What you have to do: Scan the entries below and report only how many lines contain "geven".

Records to process:
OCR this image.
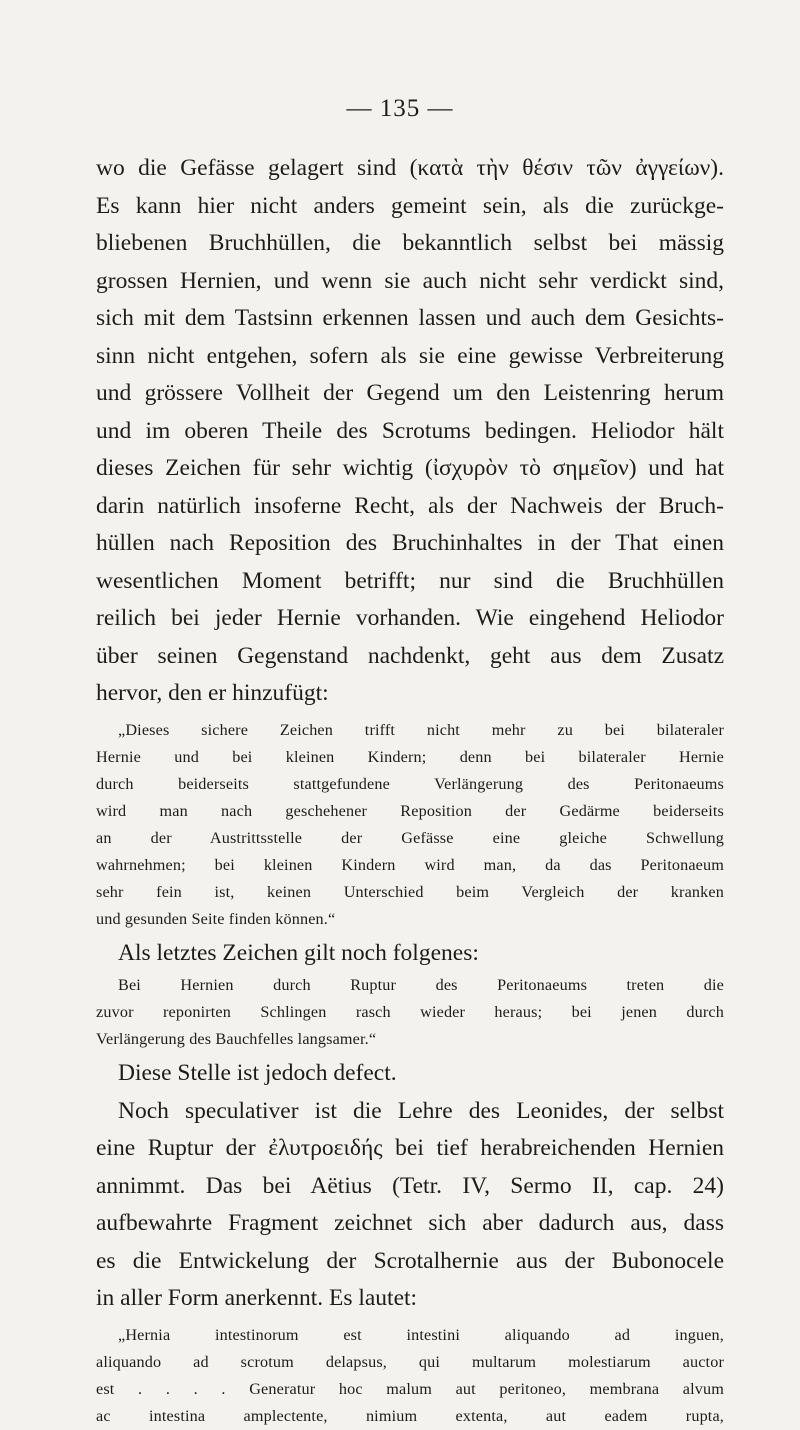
— 135 —

wo die Gefässe gelagert sind (κατὰ τὴν θέσιν τῶν ἀγγείων).
Es kann hier nicht anders gemeint sein, als die zurückge-
bliebenen Bruchhüllen, die bekanntlich selbst bei mässig
grossen Hernien, und wenn sie auch nicht sehr verdickt sind,
sich mit dem Tastsinn erkennen lassen und auch dem Gesichts-
sinn nicht entgehen, sofern als sie eine gewisse Verbreiterung
und grössere Vollheit der Gegend um den Leistenring herum
und im oberen Theile des Scrotums bedingen. Heliodor hält
dieses Zeichen für sehr wichtig (ἰσχυρὸν τὸ σημεῖον) und hat
darin natürlich insoferne Recht, als der Nachweis der Bruch-
hüllen nach Reposition des Bruchinhaltes in der That einen
wesentlichen Moment betrifft; nur sind die Bruchhüllen
reilich bei jeder Hernie vorhanden. Wie eingehend Heliodor
über seinen Gegenstand nachdenkt, geht aus dem Zusatz
hervor, den er hinzufügt:

„Dieses sichere Zeichen trifft nicht mehr zu bei bilateraler
Hernie und bei kleinen Kindern; denn bei bilateraler Hernie
durch beiderseits stattgefundene Verlängerung des Peritonaeums
wird man nach geschehener Reposition der Gedärme beiderseits
an der Austrittsstelle der Gefässe eine gleiche Schwellung
wahrnehmen; bei kleinen Kindern wird man, da das Peritonaeum
sehr fein ist, keinen Unterschied beim Vergleich der kranken
und gesunden Seite finden können.“

Als letztes Zeichen gilt noch folgenes:

Bei Hernien durch Ruptur des Peritonaeums treten die
zuvor reponirten Schlingen rasch wieder heraus; bei jenen durch
Verlängerung des Bauchfelles langsamer.“

Diese Stelle ist jedoch defect.
Noch speculativer ist die Lehre des Leonides, der selbst
eine Ruptur der ἐλυτροειδής bei tief herabreichenden Hernien
annimmt. Das bei Aëtius (Tetr. IV, Sermo II, cap. 24)
aufbewahrte Fragment zeichnet sich aber dadurch aus, dass
es die Entwickelung der Scrotalhernie aus der Bubonocele
in aller Form anerkennt. Es lautet:

„Hernia intestinorum est intestini aliquando ad inguen,
aliquando ad scrotum delapsus, qui multarum molestiarum auctor
est . . . . Generatur hoc malum aut peritoneo, membrana alvum
ac intestina amplectente, nimium extenta, aut eadem rupta,
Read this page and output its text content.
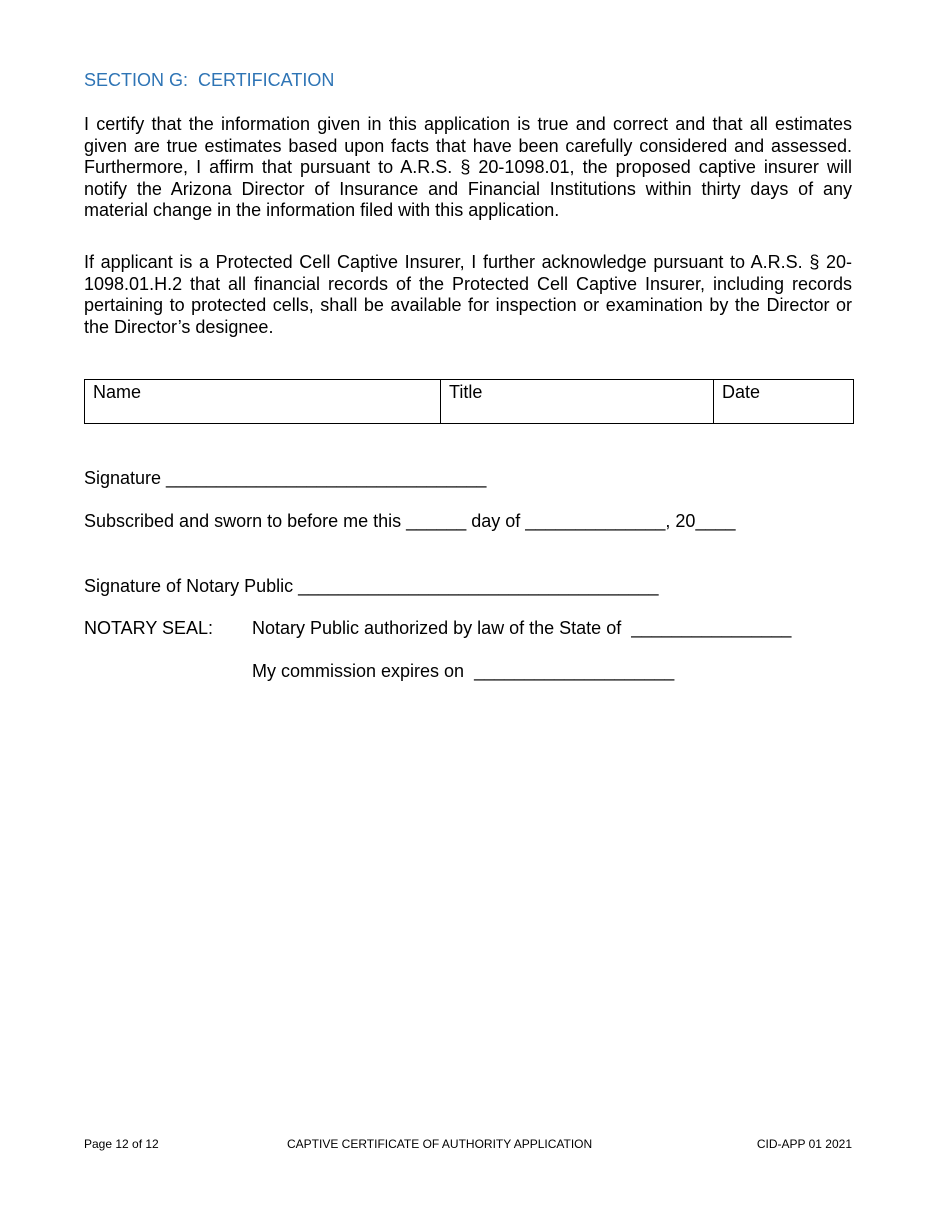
SECTION G:  CERTIFICATION

I certify that the information given in this application is true and correct and that all estimates given are true estimates based upon facts that have been carefully considered and assessed. Furthermore, I affirm that pursuant to A.R.S. § 20-1098.01, the proposed captive insurer will notify the Arizona Director of Insurance and Financial Institutions within thirty days of any material change in the information filed with this application.

If applicant is a Protected Cell Captive Insurer, I further acknowledge pursuant to A.R.S. § 20-1098.01.H.2 that all financial records of the Protected Cell Captive Insurer, including records pertaining to protected cells, shall be available for inspection or examination by the Director or the Director’s designee.

Name	Title	Date

Signature ________________________________

Subscribed and sworn to before me this ______ day of ______________, 20____

Signature of Notary Public ____________________________________

NOTARY SEAL: Notary Public authorized by law of the State of  ________________

My commission expires on  ____________________

Page 12 of 12	CAPTIVE CERTIFICATE OF AUTHORITY APPLICATION	CID-APP 01 2021
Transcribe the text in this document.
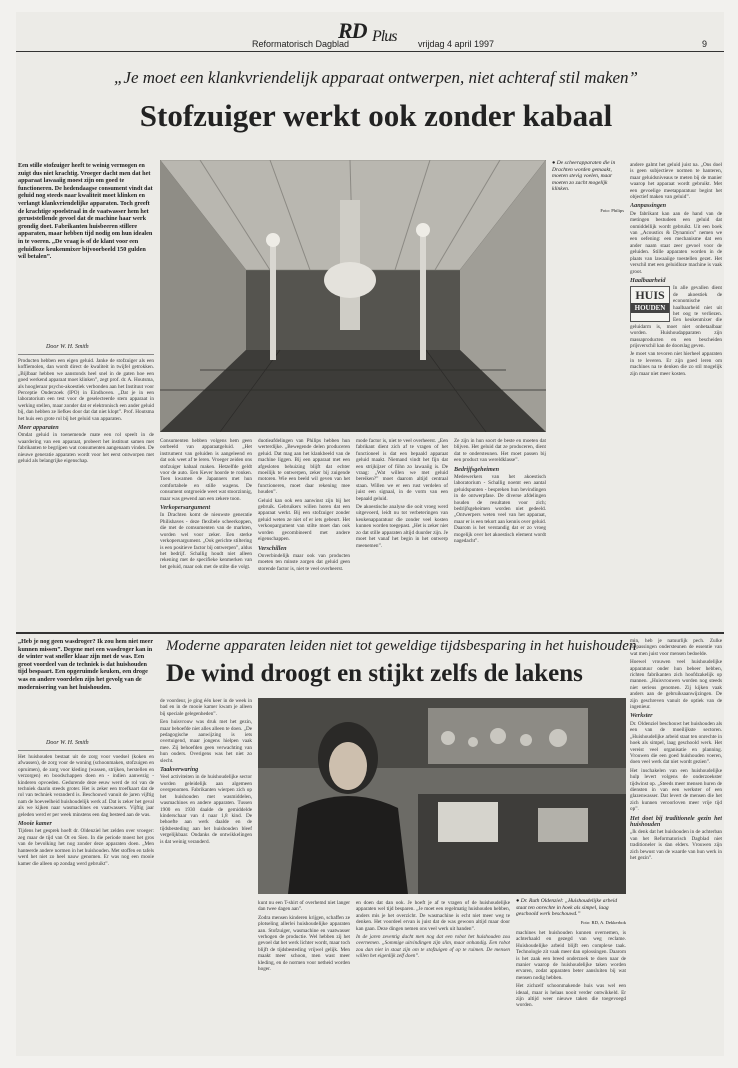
RD Plus
Reformatorisch Dagblad	vrijdag 4 april 1997	9
„Je moet een klankvriendelijk apparaat ontwerpen, niet achteraf stil maken”
Stofzuiger werkt ook zonder kabaal
Een stille stofzuiger heeft te weinig vermogen en zuigt dus niet krachtig. Vroeger dacht men dat het apparaat lawaaiig moest zijn om goed te functioneren. De hedendaagse consument vindt dat geluid nog steeds naar kwaliteit moet klinken en verlangt klankvriendelijke apparaten. Toch greeft de krachtige spoelstraal in de vaatwasser hem het geruststellende gevoel dat de machine haar werk grondig doet. Fabrikanten huisbeeren stillere apparaten, maar hebben tijd nodig om hun idealen in te voeren. „De vraag is of de klant voor een geluidloze keukenmixer bijvoorbeeld 150 gulden wil betalen”.
Door W. H. Smith

Producten hebben een eigen geluid. Janke de stofzuiger als een koffiemolen, dan wordt direct de kwaliteit in twijfel getrokken. „Bijlbaar hebben we aanstonds heel snel in de gaten hoe een goed werkend apparaat moet klinken”, zegt prof. dr. A. Houtsma, als hoogleraar psycho-akoestiek verbonden aan het Instituut voor Perceptie Onderzoek (IPO) in Eindhoven. „Dat je in een laboratorium een test voor de geselecteerde stem apparaat in werking stellen, maar zonder dat er elektronisch een ander geluid bij, dan hebben ze liefkes door dat dat niet klopt”. Prof. Houtsma het huis een grote rol bij het geluid van apparaten.

Meer apparaten

Omdat geluid in toenemende mate een rol speelt in de waardering van een apparaat, probeert het instituut samen met fabrikanten te begrijpen wat consumenten aangenaam vinden. De nieuwe generatie apparaten wordt voor het eerst ontworpen met geluid als belangrijke eigenschap.

● De scheerapparaten die in Drachten worden gemaakt, moeten stevig voelen, maar moeten zo zacht mogelijk klinken.
Foto: Philips

andere galmt het geluid juist na. „Ons doel is geen subjectieve normen te hanteren, maar geluidsniveaus te meten bij de manier waarop het apparaat wordt gebruikt. Met een gevoelige meetapparatuur begint het objectief maken van geluid”.

Aanpassingen

De fabrikant kan aan de hand van de metingen bestudeen een geluid dat onmiddellijk wordt gebruikt. Uit een boek van „Acoustics & Dynamics” nemen we een oefening: een mechanisme dat een ander naam staat zeer gevoel voor de geluiden. Stille apparaten worden in de plaats van lawaaiige toestellen gezet. Het verschil met een geluidloze machine is vaak groot.

Haalbaarheid
HUIS
HOUDEN

In alle gevallen dient de akoestiek de economische haalbaarheid niet uit het oog te verliezen. Een keukenmixer die geluidarm is, moet niet onbetaalbaar worden. Huishoudapparaten zijn massaproducten en een bescheiden prijsverschil kan de doorslag geven.

Je moet van tevoren niet hierheel apparaten in te leveren. Er zijn goed leren om machines na te denken die zo stil mogelijk zijn maar niet meer kosten.

Consumenten hebben volgens hem geen oorbeeld van apparaatgeluid. „Het instrument van geluiden is aangeleend en dat ook weet af te leren. Vroeger zeiden ons stofzuiger kabaal maken. Hetzelfde geldt voor de auto. Een Kever hoorde te ronken. Toen kwamen de Japanners met hun comfortabele en stille wagens. De consument ontgroeide weet wat stoorzinnig, maar was gewend aan een zekere toon.

Verkopersargument

In Drachten komt de nieuwste generatie Philishaves - deze flexibele scheerkoppen, die met de comsumenten van de markten, worden wel voor zeker. Een sterke verkopersargument. „Ook gerichte stiltering is een positieve factor bij ontwerpen”, aldus het bedrijf. Schallig houdt niet alleen rekening met de specifieke kenmerken van het geluid, maar ook met de stilte die volgt.

duotieafdelingen van Philips hebben hun werterdijke. „Bewegende delen produceren geluid. Dat mag aan het klankbeeld van de machine liggen. Bij een apparaat met een afgesloten behuizing blijft dat echter moeilijk te ontwerpen, zeker bij zuigende motoren. Wie een beeld wil geven van het functioneren, moet daar rekening mee houden”.

Geluid kan ook een aanwinst zijn bij het gebruik. Gebruikers willen horen dat een apparaat werkt. Bij een stofzuiger zonder geluid weten ze niet of er iets gebeurt. Het verkoopargument van stilte moet dan ook worden gecombineerd met andere eigenschappen.

Verschillen

Onverbindelijk maar ook van producten moeten ten minste zorgen dat geluid geen storende factor is, niet te veel overheerst.

mode factor is, niet te veel overheerst. „Een fabrikant dient zich af te vragen of het functioneel is dat een bepaald apparaat geluid maakt. Niemand vindt het fijn dat een strijkijzer of föhn zo lawaaiig is. De vraag: „Wat willen we met geluid bereiken?” moet daarom altijd centraal staan. Willen we er een rust verdelen of juist een signaal, in de vorm van een bepaald geluid.

De akoestische analyse die ooit vroeg werd uitgevoerd, leidt nu tot verbeteringen van keukenapparatuur die zonder veel kosten kunnen worden toegepast. „Het is zeker niet zo dat stille apparaten altijd duurder zijn. Je moet het vanaf het begin in het ontwerp meenemen”.

Ze zijn in hun soort de beste en moeten dat blijven. Het geluid dat ze produceren, dient dat te ondersteunen. Het moet passen bij een product van wereldklasse”.

Bedrijfsgeheimen

Medewerkers van het akoestisch laboratorium - Schallig noemt een aantal geluidspunten - bespreken hun bevindingen in de ontwerpfase. De diverse afdelingen houden de resultaten voor zich; bedrijfsgeheimen worden niet gedeeld. „Ontwerpers weten veel van het apparaat, maar er is een tekort aan kennis over geluid. Daarom is het verstandig dat er zo vroeg mogelijk over het akoestisch element wordt nagedacht”.

„Heb je nog geen wasdroger? Ik zou hem niet meer kunnen missen”. Degene met een wasdroger kan in de winter wat sneller klaar zijn met de was. Een groot voordeel van de techniek is dat huishouden tijd bespaart. Een opgeruimde keuken, een droge was en andere voordelen zijn het gevolg van de modernisering van het huishouden.
Door W. H. Smith
Moderne apparaten leiden niet tot geweldige tijdsbesparing in het huishouden
De wind droogt en stijkt zelfs de lakens

Het huishouden bestaat uit de zorg voor voedsel (koken en afwassen), de zorg voor de woning (schoonmaken, stofzuigen en opruimen), de zorg voor kleding (wassen, strijken, herstellen en verzorgen) en boodschappen doen en - indien aanwezig - kinderen opvoeden. Gedurende deze eeuw werd de rol van de techniek daarin steeds groter. Het is zeker een troefkaart dat de rol van techniek veranderd is. Beschouwd vanuit de jaren vijftig nam de hoeveelheid huishoudelijk werk af. Dat is zeker het geval als we kijken naar wasmachines en vaatwassers. Vijftig jaar geleden werd er per week minstens een dag besteed aan de was.

Mooie kamer

Tijdens het gesprek hoeft dr. Oldenziel het zelden over vroeger: zeg maar de tijd van Ot en Sien. In die periode moest het gros van de bevolking het nog zonder deze apparaten doen. „Men hanteerde andere normen in het huishouden. Met stoffen en tafels werd het niet zo heel nauw genomen. Er was nog een mooie kamer die alleen op zondag werd gebruikt”.

de voordeur, je ging één keer in de week in bad en in de mooie kamer kwam je alleen bij speciale gelegenheden”.

Een huisvrouw was druk met het gezin, maar behoefde niet alles alleen te doen. „De pedagogische aanwijzing is iets overtuigend, maar jongens hielpen vaak mee. Zij behoefden geen verwachting van hun ouders. Overigens was het niet zo slecht.

Taakverwaring

Veel activiteiten in de huishoudelijke sector worden geleidelijk aan algemeen overgenomen. Fabrikanten wierpen zich op het huishouden met wasmiddelen, wasmachines en andere apparaten. Tussen 1900 en 1930 daalde de gemiddelde kinderschaar van 4 naar 1,8 kind. De behoefte aan werk daalde en de tijdsbesteding aan het huishouden bleef vergelijkbaar. Ondanks de ontwikkelingen is dat weinig veranderd.

● Dr. Ruth Oldenziel: „Huishoudelijke arbeid staat ten onrechte in hoek als simpel, laag geschoold werk beschouwd.”
Foto: RD, A. Dekkerbok

kunt nu een T-shirt of overhemd niet langer dan twee dagen aan”.

Zodra mensen kinderen krijgen, schaffen ze plotseling allerlei huishoudelijke apparaten aan. Stofzuiger, wasmachine en vaatwasser verhogen de productie. Wel hebben zij het gevoel dat het werk lichter wordt, maar toch blijft de tijdsbesteding vrijwel gelijk. Men maakt meer schoon, men wast meer kleding, en de normen voor netheid worden hoger.

en doen dat dan ook. Je hoeft je af te vragen of de huishoudelijke apparaten wel tijd besparen. „Je moet een regelmatig huishouden hebben, anders mis je het overzicht. De wasmachine is echt niet meer weg te denken. Het voordeel ervan is juist dat de was gewoon altijd maar door kan gaan. Deze dingen nemen ons veel werk uit handen”.

In de jaren zeventig dacht men nog dat een robot het huishouden zou overnemen. „Sommige uitvindingen zijn slim, maar onhandig. Een robot zou dan niet in staat zijn om te stofzuigen of op te ruimen. De mensen willen het eigenlijk zelf doen”.

machines het huishouden kunnen overnemen, is achterhaald en gezegd van weg reclame. Huishoudelijke arbeid blijft een complexe taak. Technologie zit vaak meer dan oplossingen. Daarom is het zaak een breed onderzoek te doen naar de manier waarop de huishoudelijke taken worden ervaren, zodat apparaten beter aansluiten bij wat mensen nodig hebben.

Het zichzelf schoonmakende huis was wel een ideaal, maar is helaas nooit verder ontwikkeld. Er zijn altijd weer nieuwe taken die toegevoegd worden.

min, heb je natuurlijk pech. Zulke toepassingen ondersteunen de essentie van wat men juist voor mensen bedoelde.

Hoewel vrouwen veel huishoudelijke apparatuur onder hun beheer hebben, richten fabrikanten zich hoofdzakelijk op mannen. „Huisvrouwen worden nog steeds niet serieus genomen. Zij kijken vaak anders aan de gebruiksaanwijzingen. De zijn geschreven vanuit de optiek van de ingenieur.

Werkster

Dr. Oldenziel beschouwt het huishouden als een van de moeilijkste sectoren. „Huishoudelijke arbeid staat ten onrechte in hoek als simpel, laag geschoold werk. Het vereist veel organisatie en planning. Vrouwen die een goed huishouden voeren, doen veel werk dat niet wordt gezien”.

Het inschakelen van een huishoudelijke hulp levert volgens de onderzoekster tijdwinst op. „Steeds meer mensen huren de diensten in van een werkster of een glazenwasser. Dat levert de mensen die het zich kunnen veroorloven meer vrije tijd op”.

Het doet bij traditionele gezin het huishouden

„Ik denk dat het huishouden in de achterban van het Reformatorisch Dagblad niet traditioneler is dan elders. Vrouwen zijn zich bewust van de waarde van hun werk in het gezin”.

Result of this exercise: 2